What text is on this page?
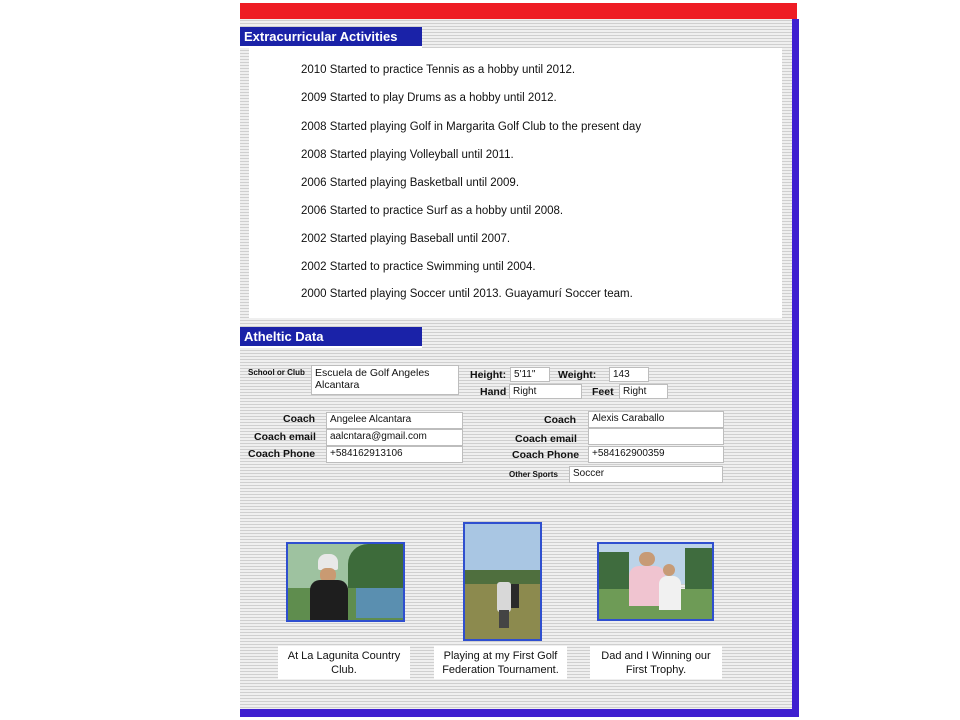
Extracurricular Activities
2010 Started to practice Tennis as a hobby until 2012.
2009 Started to play Drums as a hobby until 2012.
2008 Started playing Golf in Margarita Golf Club to the present day
2008 Started playing Volleyball until 2011.
2006 Started playing Basketball until 2009.
2006 Started to practice Surf as a hobby until 2008.
2002 Started playing Baseball until 2007.
2002 Started to practice Swimming until 2004.
2000 Started playing Soccer until 2013. Guayamurí Soccer team.
Atheltic Data
School or Club Escuela de Golf Angeles Alcantara
Height: 5'11"	Weight:	143
Hand Right	Feet Right
Coach	Angelee Alcantara
Coach email	aalcntara@gmail.com
Coach Phone	+584162913106
Coach	Alexis Caraballo
Coach email
Coach Phone	+584162900359
Other Sports	Soccer
At La Lagunita Country Club.
Playing at my First Golf Federation Tournament.
Dad and I Winning our First Trophy.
★ ★ ★ ★
REQUIREMENT:
Each line of the data is to be duplicated exactly; pictures stay out of the copy.

RESPONSE TO THIS TASK:
What text is on this page?
Extracurricular Activities
2010 Started to practice Tennis as a hobby until 2012.
2009 Started to play Drums as a hobby until 2012.
2008 Started playing Golf in Margarita Golf Club to the present day
2008 Started playing Volleyball until 2011.
2006 Started playing Basketball until 2009.
2006 Started to practice Surf as a hobby until 2008.
2002 Started playing Baseball until 2007.
2002 Started to practice Swimming until 2004.
2000 Started playing Soccer until 2013. Guayamurí Soccer team.
Atheltic Data
School or Club Escuela de Golf Angeles Alcantara
Height: 5'11"	Weight:	143
Hand Right	Feet Right
Coach	Angelee Alcantara
Coach email	aalcntara@gmail.com
Coach Phone	+584162913106
Coach	Alexis Caraballo
Coach email
Coach Phone	+584162900359
Other Sports	Soccer
At La Lagunita Country Club.
Playing at my First Golf Federation Tournament.
Dad and I Winning our First Trophy.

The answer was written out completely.